** START DATA LISTING **
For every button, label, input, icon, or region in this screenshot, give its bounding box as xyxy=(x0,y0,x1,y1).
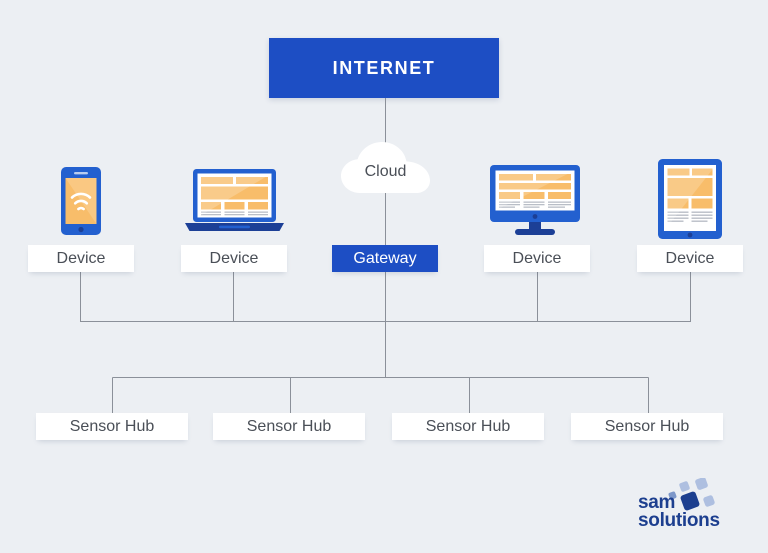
device-2-icon-wrap xyxy=(489,164,581,238)
smartphone-icon xyxy=(61,167,101,235)
laptop-icon xyxy=(185,169,284,231)
device-3-label[interactable]: Device xyxy=(637,245,743,272)
tablet-icon xyxy=(658,159,722,239)
device-2-label[interactable]: Device xyxy=(484,245,590,272)
iot-architecture-diagram: INTERNET Cloud Device Device Gateway Dev… xyxy=(0,0,768,553)
device-0-icon-wrap xyxy=(55,166,107,236)
sensor-hub-2-label: Sensor Hub xyxy=(425,417,511,435)
device-0-label[interactable]: Device xyxy=(28,245,134,272)
sam-solutions-logo-icon: sam solutions xyxy=(638,478,720,530)
device-1-icon-wrap xyxy=(183,168,286,234)
sensor-hub-0-label: Sensor Hub xyxy=(69,417,155,435)
cloud-node: Cloud xyxy=(334,135,437,197)
device-3-label-text: Device xyxy=(665,249,715,267)
sensor-hub-2[interactable]: Sensor Hub xyxy=(392,413,544,440)
sensor-hub-1-label: Sensor Hub xyxy=(246,417,332,435)
connector-lines xyxy=(79,98,692,413)
sensor-hub-1[interactable]: Sensor Hub xyxy=(213,413,365,440)
sensor-hub-3[interactable]: Sensor Hub xyxy=(571,413,723,440)
gateway-label[interactable]: Gateway xyxy=(332,245,438,272)
device-2-label-text: Device xyxy=(512,249,562,267)
cloud-label: Cloud xyxy=(364,163,407,180)
device-3-icon-wrap xyxy=(655,158,725,240)
logo-line2: solutions xyxy=(638,510,720,530)
device-0-label-text: Device xyxy=(56,249,106,267)
device-1-label-text: Device xyxy=(209,249,259,267)
sensor-hub-0[interactable]: Sensor Hub xyxy=(36,413,188,440)
device-1-label[interactable]: Device xyxy=(181,245,287,272)
desktop-monitor-icon xyxy=(490,165,580,235)
sensor-hub-3-label: Sensor Hub xyxy=(604,417,690,435)
cloud-label-wrap: Cloud xyxy=(334,135,437,197)
sam-solutions-logo: sam solutions xyxy=(636,478,754,530)
gateway-label-text: Gateway xyxy=(353,249,417,267)
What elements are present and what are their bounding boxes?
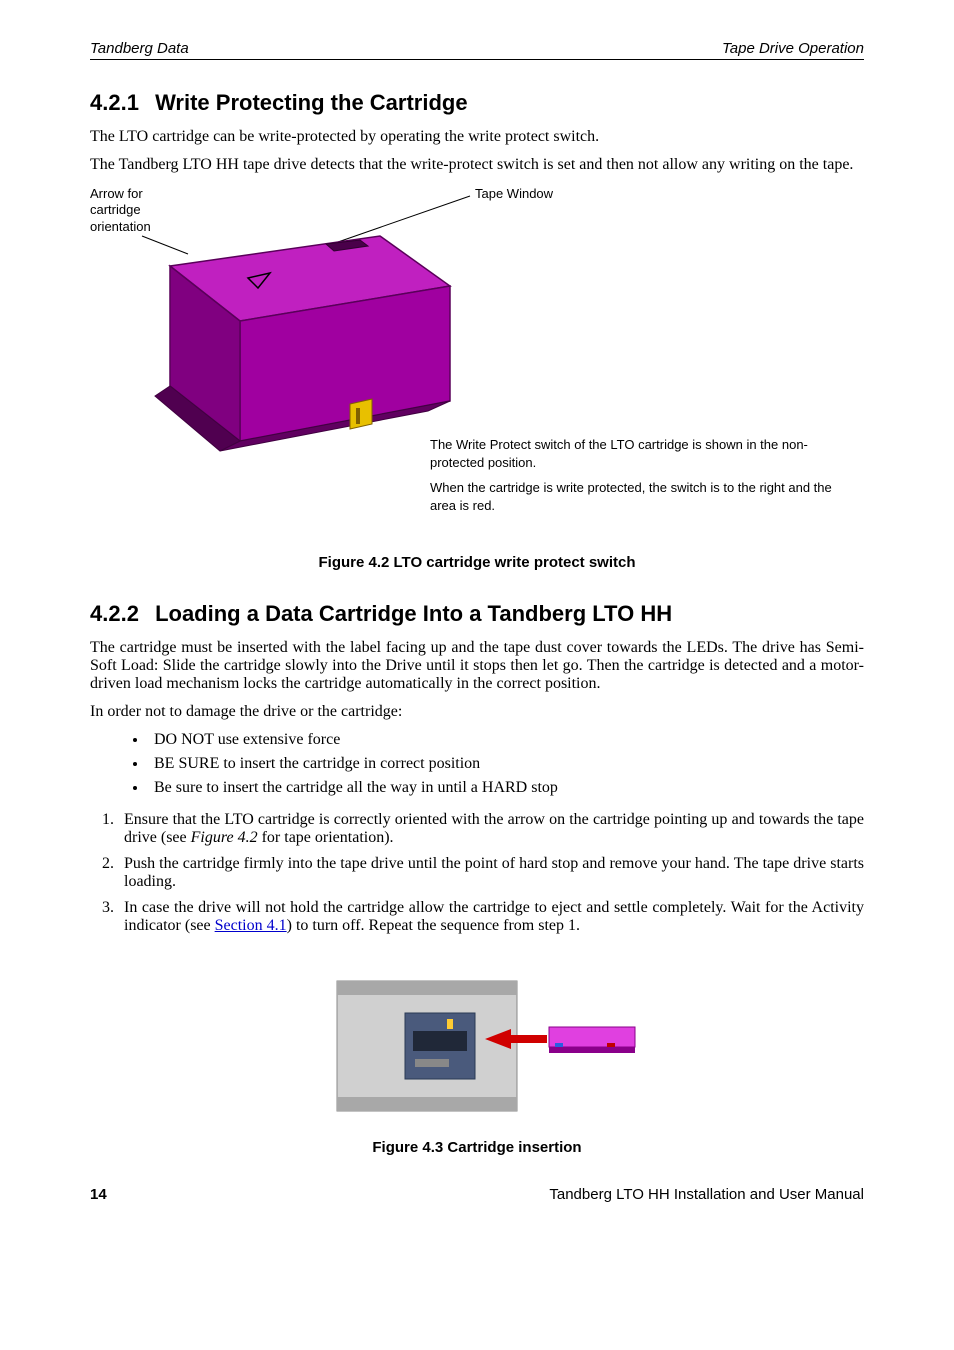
step-item: Push the cartridge firmly into the tape … bbox=[118, 855, 864, 891]
bullet-item: Be sure to insert the cartridge all the … bbox=[148, 779, 864, 797]
figure-43 bbox=[90, 951, 864, 1131]
step-item: Ensure that the LTO cartridge is correct… bbox=[118, 811, 864, 847]
figure-ref: Figure 4.2 bbox=[191, 829, 258, 846]
section-title-text: Write Protecting the Cartridge bbox=[155, 90, 468, 115]
bullet-list: DO NOT use extensive force BE SURE to in… bbox=[148, 731, 864, 797]
figure-42-caption: Figure 4.2 LTO cartridge write protect s… bbox=[90, 554, 864, 571]
step-text: Push the cartridge firmly into the tape … bbox=[124, 855, 864, 890]
section-41-link[interactable]: Section 4.1 bbox=[215, 917, 287, 934]
cartridge-icon bbox=[150, 226, 470, 456]
section-heading-422: 4.2.2 Loading a Data Cartridge Into a Ta… bbox=[90, 601, 864, 627]
figure-42-graphic: Arrow for cartridge orientation Tape Win… bbox=[90, 186, 864, 546]
page-footer: 14 Tandberg LTO HH Installation and User… bbox=[90, 1186, 864, 1203]
step-list: Ensure that the LTO cartridge is correct… bbox=[118, 811, 864, 935]
figure-43-caption: Figure 4.3 Cartridge insertion bbox=[90, 1139, 864, 1156]
step-text: for tape orientation). bbox=[258, 829, 394, 846]
page-container: Tandberg Data Tape Drive Operation 4.2.1… bbox=[0, 0, 954, 1243]
running-header: Tandberg Data Tape Drive Operation bbox=[90, 40, 864, 60]
bullet-item: BE SURE to insert the cartridge in corre… bbox=[148, 755, 864, 773]
para-422-1: The cartridge must be inserted with the … bbox=[90, 639, 864, 693]
figure-42-note1: The Write Protect switch of the LTO cart… bbox=[430, 436, 850, 471]
step-text: ) to turn off. Repeat the sequence from … bbox=[287, 917, 580, 934]
header-left: Tandberg Data bbox=[90, 40, 189, 57]
figure-42-notes: The Write Protect switch of the LTO cart… bbox=[430, 436, 850, 522]
figure-42: Arrow for cartridge orientation Tape Win… bbox=[90, 186, 864, 571]
figure-42-note2: When the cartridge is write protected, t… bbox=[430, 479, 850, 514]
footer-title: Tandberg LTO HH Installation and User Ma… bbox=[549, 1186, 864, 1203]
section-title-text: Loading a Data Cartridge Into a Tandberg… bbox=[155, 601, 672, 626]
para-421-1: The LTO cartridge can be write-protected… bbox=[90, 128, 864, 146]
section-number: 4.2.2 bbox=[90, 601, 139, 626]
drive-insertion-icon bbox=[297, 951, 657, 1131]
page-number: 14 bbox=[90, 1186, 107, 1203]
header-right: Tape Drive Operation bbox=[722, 40, 864, 57]
para-421-2: The Tandberg LTO HH tape drive detects t… bbox=[90, 156, 864, 174]
para-422-2: In order not to damage the drive or the … bbox=[90, 703, 864, 721]
section-number: 4.2.1 bbox=[90, 90, 139, 115]
cartridge-small-icon bbox=[549, 1027, 635, 1053]
section-heading-421: 4.2.1 Write Protecting the Cartridge bbox=[90, 90, 864, 116]
bullet-item: DO NOT use extensive force bbox=[148, 731, 864, 749]
step-item: In case the drive will not hold the cart… bbox=[118, 899, 864, 935]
** END DATA LISTING **
GOAL OF THE EXERCISE:
Can you reproduce every line of the listing above verbatim, leaving out the pictures?

FINAL RESULT:
For every button, label, input, icon, or region in this screenshot, give its bounding box as xyxy=(x0,y0,x1,y1).
device-2-icon-wrap xyxy=(489,164,581,238)
smartphone-icon xyxy=(61,167,101,235)
laptop-icon xyxy=(185,169,284,231)
device-3-label[interactable]: Device xyxy=(637,245,743,272)
tablet-icon xyxy=(658,159,722,239)
device-2-label[interactable]: Device xyxy=(484,245,590,272)
iot-architecture-diagram: INTERNET Cloud Device Device Gateway Dev… xyxy=(0,0,768,553)
device-0-icon-wrap xyxy=(55,166,107,236)
sensor-hub-2-label: Sensor Hub xyxy=(425,417,511,435)
device-0-label[interactable]: Device xyxy=(28,245,134,272)
sam-solutions-logo-icon: sam solutions xyxy=(638,478,720,530)
device-1-icon-wrap xyxy=(183,168,286,234)
sensor-hub-0-label: Sensor Hub xyxy=(69,417,155,435)
cloud-node: Cloud xyxy=(334,135,437,197)
device-3-label-text: Device xyxy=(665,249,715,267)
sensor-hub-2[interactable]: Sensor Hub xyxy=(392,413,544,440)
sensor-hub-1-label: Sensor Hub xyxy=(246,417,332,435)
connector-lines xyxy=(79,98,692,413)
sensor-hub-1[interactable]: Sensor Hub xyxy=(213,413,365,440)
sensor-hub-3[interactable]: Sensor Hub xyxy=(571,413,723,440)
gateway-label[interactable]: Gateway xyxy=(332,245,438,272)
device-2-label-text: Device xyxy=(512,249,562,267)
cloud-label: Cloud xyxy=(364,163,407,180)
device-3-icon-wrap xyxy=(655,158,725,240)
logo-line2: solutions xyxy=(638,510,720,530)
device-0-label-text: Device xyxy=(56,249,106,267)
device-1-label-text: Device xyxy=(209,249,259,267)
sensor-hub-0[interactable]: Sensor Hub xyxy=(36,413,188,440)
device-1-label[interactable]: Device xyxy=(181,245,287,272)
desktop-monitor-icon xyxy=(490,165,580,235)
sensor-hub-3-label: Sensor Hub xyxy=(604,417,690,435)
cloud-label-wrap: Cloud xyxy=(334,135,437,197)
sam-solutions-logo: sam solutions xyxy=(636,478,754,530)
gateway-label-text: Gateway xyxy=(353,249,417,267)
What elements are present and what are their bounding boxes?
step-item: Push the cartridge firmly into the tape … bbox=[118, 855, 864, 891]
bullet-item: Be sure to insert the cartridge all the … bbox=[148, 779, 864, 797]
figure-43 bbox=[90, 951, 864, 1131]
step-item: Ensure that the LTO cartridge is correct… bbox=[118, 811, 864, 847]
figure-ref: Figure 4.2 bbox=[191, 829, 258, 846]
section-title-text: Write Protecting the Cartridge bbox=[155, 90, 468, 115]
bullet-list: DO NOT use extensive force BE SURE to in… bbox=[148, 731, 864, 797]
figure-42-caption: Figure 4.2 LTO cartridge write protect s… bbox=[90, 554, 864, 571]
step-text: Push the cartridge firmly into the tape … bbox=[124, 855, 864, 890]
section-41-link[interactable]: Section 4.1 bbox=[215, 917, 287, 934]
cartridge-icon bbox=[150, 226, 470, 456]
section-heading-422: 4.2.2 Loading a Data Cartridge Into a Ta… bbox=[90, 601, 864, 627]
figure-42-graphic: Arrow for cartridge orientation Tape Win… bbox=[90, 186, 864, 546]
page-footer: 14 Tandberg LTO HH Installation and User… bbox=[90, 1186, 864, 1203]
step-list: Ensure that the LTO cartridge is correct… bbox=[118, 811, 864, 935]
figure-43-caption: Figure 4.3 Cartridge insertion bbox=[90, 1139, 864, 1156]
step-text: for tape orientation). bbox=[258, 829, 394, 846]
page-container: Tandberg Data Tape Drive Operation 4.2.1… bbox=[0, 0, 954, 1243]
running-header: Tandberg Data Tape Drive Operation bbox=[90, 40, 864, 60]
bullet-item: BE SURE to insert the cartridge in corre… bbox=[148, 755, 864, 773]
para-422-1: The cartridge must be inserted with the … bbox=[90, 639, 864, 693]
figure-42-note1: The Write Protect switch of the LTO cart… bbox=[430, 436, 850, 471]
step-text: ) to turn off. Repeat the sequence from … bbox=[287, 917, 580, 934]
header-left: Tandberg Data bbox=[90, 40, 189, 57]
figure-42-notes: The Write Protect switch of the LTO cart… bbox=[430, 436, 850, 522]
figure-42: Arrow for cartridge orientation Tape Win… bbox=[90, 186, 864, 571]
figure-42-note2: When the cartridge is write protected, t… bbox=[430, 479, 850, 514]
footer-title: Tandberg LTO HH Installation and User Ma… bbox=[549, 1186, 864, 1203]
section-title-text: Loading a Data Cartridge Into a Tandberg… bbox=[155, 601, 672, 626]
para-421-1: The LTO cartridge can be write-protected… bbox=[90, 128, 864, 146]
section-number: 4.2.2 bbox=[90, 601, 139, 626]
drive-insertion-icon bbox=[297, 951, 657, 1131]
page-number: 14 bbox=[90, 1186, 107, 1203]
header-right: Tape Drive Operation bbox=[722, 40, 864, 57]
para-421-2: The Tandberg LTO HH tape drive detects t… bbox=[90, 156, 864, 174]
para-422-2: In order not to damage the drive or the … bbox=[90, 703, 864, 721]
section-number: 4.2.1 bbox=[90, 90, 139, 115]
cartridge-small-icon bbox=[549, 1027, 635, 1053]
section-heading-421: 4.2.1 Write Protecting the Cartridge bbox=[90, 90, 864, 116]
bullet-item: DO NOT use extensive force bbox=[148, 731, 864, 749]
step-item: In case the drive will not hold the cart… bbox=[118, 899, 864, 935]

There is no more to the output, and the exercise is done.